[JOB]:
Transcribe each line of the records below exactly, excluding any embedded images.

[RECORD SET]:
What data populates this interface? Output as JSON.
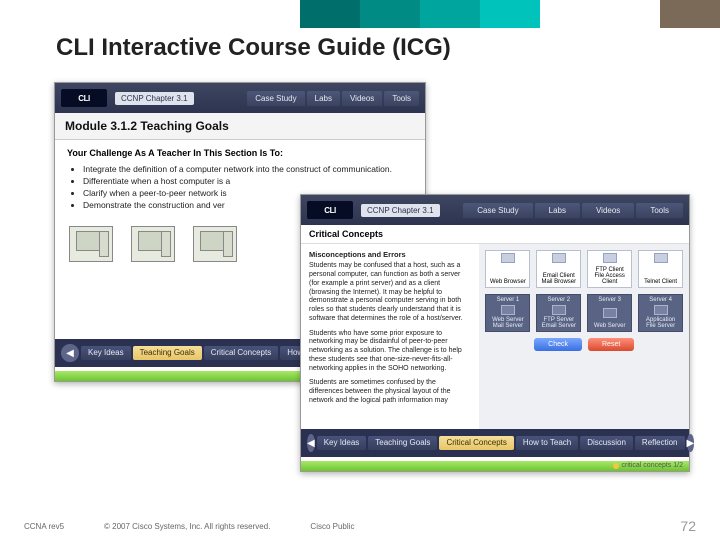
{
  "slide": {
    "title": "CLI Interactive Course Guide (ICG)",
    "footer": {
      "left": "CCNA rev5",
      "copyright": "© 2007 Cisco Systems, Inc. All rights reserved.",
      "public": "Cisco Public",
      "page": "72"
    }
  },
  "back": {
    "logo": "CLI",
    "crumb": "CCNP Chapter 3.1",
    "topTabs": [
      "Case Study",
      "Labs",
      "Videos",
      "Tools"
    ],
    "moduleHeader": "Module 3.1.2 Teaching Goals",
    "challengeHeading": "Your Challenge As A Teacher In This Section Is To:",
    "bullets": [
      "Integrate the definition of a computer network into the construct of communication.",
      "Differentiate when a host computer is a",
      "Clarify when a peer-to-peer network is",
      "Demonstrate the construction and ver"
    ],
    "bottomTabs": [
      "Key Ideas",
      "Teaching Goals",
      "Critical Concepts",
      "How to Teach"
    ],
    "activeBottomTab": 1
  },
  "front": {
    "logo": "CLI",
    "crumb": "CCNP Chapter 3.1",
    "topTabs": [
      "Case Study",
      "Labs",
      "Videos",
      "Tools"
    ],
    "ccHeader": "Critical Concepts",
    "misHeading": "Misconceptions and Errors",
    "para1": "Students may be confused that a host, such as a personal computer, can function as both a server (for example a print server) and as a client (browsing the Internet). It may be helpful to demonstrate a personal computer serving in both roles so that students clearly understand that it is software that determines the role of a host/server.",
    "para2": "Students who have some prior exposure to networking may be disdainful of peer-to-peer networking as a solution. The challenge is to help these students see that one-size-never-fits-all-networking applies in the SOHO networking.",
    "para3": "Students are sometimes confused by the differences between the physical layout of the network and the logical path information may",
    "clientCards": [
      {
        "label": "Web Browser"
      },
      {
        "label": "Email Client\nMail Browser"
      },
      {
        "label": "FTP Client\nFile Access Client"
      },
      {
        "label": "Telnet Client"
      }
    ],
    "serverCards": [
      {
        "title": "Server 1",
        "label": "Web Server\nMail Server"
      },
      {
        "title": "Server 2",
        "label": "FTP Server\nEmail Server"
      },
      {
        "title": "Server 3",
        "label": "Web Server"
      },
      {
        "title": "Server 4",
        "label": "Application\nFile Server"
      }
    ],
    "buttons": {
      "check": "Check",
      "reset": "Reset"
    },
    "bottomTabs": [
      "Key Ideas",
      "Teaching Goals",
      "Critical Concepts",
      "How to Teach",
      "Discussion",
      "Reflection"
    ],
    "activeBottomTab": 2,
    "status": "critical concepts 1/2"
  }
}
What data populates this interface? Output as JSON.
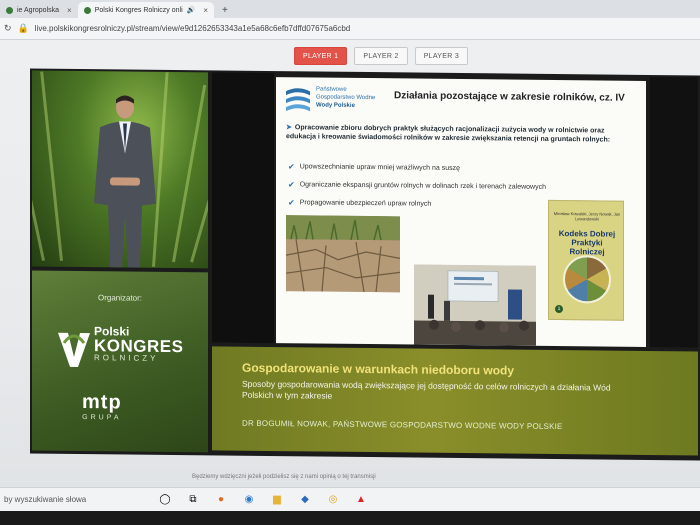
{
  "browser": {
    "tabs": [
      {
        "label": "ie Agropolska",
        "active": false
      },
      {
        "label": "Polski Kongres Rolniczy onli",
        "active": true
      }
    ],
    "new_tab": "+",
    "url": "live.polskikongresrolniczy.pl/stream/view/e9d1262653343a1e5a68c6efb7dffd07675a6cbd"
  },
  "player_tabs": [
    {
      "label": "PLAYER 1",
      "active": true
    },
    {
      "label": "PLAYER 2",
      "active": false
    },
    {
      "label": "PLAYER 3",
      "active": false
    }
  ],
  "organizer": {
    "label": "Organizator:",
    "kongres": {
      "polski": "Polski",
      "kongres": "KONGRES",
      "rolniczy": "ROLNICZY"
    },
    "mtp": {
      "name": "mtp",
      "grupa": "GRUPA"
    }
  },
  "slide": {
    "logo": {
      "line1": "Państwowe",
      "line2": "Gospodarstwo Wodne",
      "line3": "Wody Polskie"
    },
    "title": "Działania pozostające w zakresie rolników, cz. IV",
    "main_point": "Opracowanie zbioru dobrych praktyk służących racjonalizacji zużycia wody w rolnictwie oraz edukacja i kreowanie świadomości rolników w zakresie zwiększania retencji na gruntach rolnych:",
    "bullets": [
      "Upowszechnianie upraw mniej wrażliwych na suszę",
      "Ograniczanie ekspansji gruntów rolnych w dolinach rzek i terenach zalewowych",
      "Propagowanie ubezpieczeń upraw rolnych"
    ],
    "book": {
      "authors": "Mirosław Kowalski, Jerzy Nowak, Jan Lewandowski",
      "title": "Kodeks Dobrej Praktyki Rolniczej",
      "number": "1"
    }
  },
  "banner": {
    "title": "Gospodarowanie w warunkach niedoboru wody",
    "subtitle": "Sposoby gospodarowania wodą zwiększające jej dostępność do celów rolniczych a działania Wód Polskich w tym zakresie",
    "speaker": "DR BOGUMIŁ NOWAK, PAŃSTWOWE GOSPODARSTWO WODNE WODY POLSKIE"
  },
  "below_text": "Będziemy wdzięczni jeżeli podzielisz się z nami opinią o tej transmisji",
  "taskbar": {
    "search_placeholder": "by wyszukiwanie słowa"
  },
  "colors": {
    "accent": "#e2534a",
    "banner": "#7a8426",
    "banner_title": "#f1e27a"
  }
}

[EXERCISE ANSWER]:
What data populates this interface? Output as JSON.
{
  "slide": {
    "title": "CLI Interactive Course Guide (ICG)",
    "footer": {
      "left": "CCNA rev5",
      "copyright": "© 2007 Cisco Systems, Inc. All rights reserved.",
      "public": "Cisco Public",
      "page": "72"
    }
  },
  "back": {
    "logo": "CLI",
    "crumb": "CCNP Chapter 3.1",
    "topTabs": [
      "Case Study",
      "Labs",
      "Videos",
      "Tools"
    ],
    "moduleHeader": "Module 3.1.2 Teaching Goals",
    "challengeHeading": "Your Challenge As A Teacher In This Section Is To:",
    "bullets": [
      "Integrate the definition of a computer network into the construct of communication.",
      "Differentiate when a host computer is a",
      "Clarify when a peer-to-peer network is",
      "Demonstrate the construction and ver"
    ],
    "bottomTabs": [
      "Key Ideas",
      "Teaching Goals",
      "Critical Concepts",
      "How to Teach"
    ],
    "activeBottomTab": 1
  },
  "front": {
    "logo": "CLI",
    "crumb": "CCNP Chapter 3.1",
    "topTabs": [
      "Case Study",
      "Labs",
      "Videos",
      "Tools"
    ],
    "ccHeader": "Critical Concepts",
    "misHeading": "Misconceptions and Errors",
    "para1": "Students may be confused that a host, such as a personal computer, can function as both a server (for example a print server) and as a client (browsing the Internet). It may be helpful to demonstrate a personal computer serving in both roles so that students clearly understand that it is software that determines the role of a host/server.",
    "para2": "Students who have some prior exposure to networking may be disdainful of peer-to-peer networking as a solution. The challenge is to help these students see that one-size-never-fits-all-networking applies in the SOHO networking.",
    "para3": "Students are sometimes confused by the differences between the physical layout of the network and the logical path information may",
    "clientCards": [
      {
        "label": "Web Browser"
      },
      {
        "label": "Email Client\nMail Browser"
      },
      {
        "label": "FTP Client\nFile Access Client"
      },
      {
        "label": "Telnet Client"
      }
    ],
    "serverCards": [
      {
        "title": "Server 1",
        "label": "Web Server\nMail Server"
      },
      {
        "title": "Server 2",
        "label": "FTP Server\nEmail Server"
      },
      {
        "title": "Server 3",
        "label": "Web Server"
      },
      {
        "title": "Server 4",
        "label": "Application\nFile Server"
      }
    ],
    "buttons": {
      "check": "Check",
      "reset": "Reset"
    },
    "bottomTabs": [
      "Key Ideas",
      "Teaching Goals",
      "Critical Concepts",
      "How to Teach",
      "Discussion",
      "Reflection"
    ],
    "activeBottomTab": 2,
    "status": "critical concepts 1/2"
  }
}
What data populates this interface? Output as JSON.
{
  "browser": {
    "tabs": [
      {
        "label": "ie Agropolska",
        "active": false
      },
      {
        "label": "Polski Kongres Rolniczy onli",
        "active": true
      }
    ],
    "new_tab": "+",
    "url": "live.polskikongresrolniczy.pl/stream/view/e9d1262653343a1e5a68c6efb7dffd07675a6cbd"
  },
  "player_tabs": [
    {
      "label": "PLAYER 1",
      "active": true
    },
    {
      "label": "PLAYER 2",
      "active": false
    },
    {
      "label": "PLAYER 3",
      "active": false
    }
  ],
  "organizer": {
    "label": "Organizator:",
    "kongres": {
      "polski": "Polski",
      "kongres": "KONGRES",
      "rolniczy": "ROLNICZY"
    },
    "mtp": {
      "name": "mtp",
      "grupa": "GRUPA"
    }
  },
  "slide": {
    "logo": {
      "line1": "Państwowe",
      "line2": "Gospodarstwo Wodne",
      "line3": "Wody Polskie"
    },
    "title": "Działania pozostające w zakresie rolników, cz. IV",
    "main_point": "Opracowanie zbioru dobrych praktyk służących racjonalizacji zużycia wody w rolnictwie oraz edukacja i kreowanie świadomości rolników w zakresie zwiększania retencji na gruntach rolnych:",
    "bullets": [
      "Upowszechnianie upraw mniej wrażliwych na suszę",
      "Ograniczanie ekspansji gruntów rolnych w dolinach rzek i terenach zalewowych",
      "Propagowanie ubezpieczeń upraw rolnych"
    ],
    "book": {
      "authors": "Mirosław Kowalski, Jerzy Nowak, Jan Lewandowski",
      "title": "Kodeks Dobrej Praktyki Rolniczej",
      "number": "1"
    }
  },
  "banner": {
    "title": "Gospodarowanie w warunkach niedoboru wody",
    "subtitle": "Sposoby gospodarowania wodą zwiększające jej dostępność do celów rolniczych a działania Wód Polskich w tym zakresie",
    "speaker": "DR BOGUMIŁ NOWAK, PAŃSTWOWE GOSPODARSTWO WODNE WODY POLSKIE"
  },
  "below_text": "Będziemy wdzięczni jeżeli podzielisz się z nami opinią o tej transmisji",
  "taskbar": {
    "search_placeholder": "by wyszukiwanie słowa"
  },
  "colors": {
    "accent": "#e2534a",
    "banner": "#7a8426",
    "banner_title": "#f1e27a"
  }
}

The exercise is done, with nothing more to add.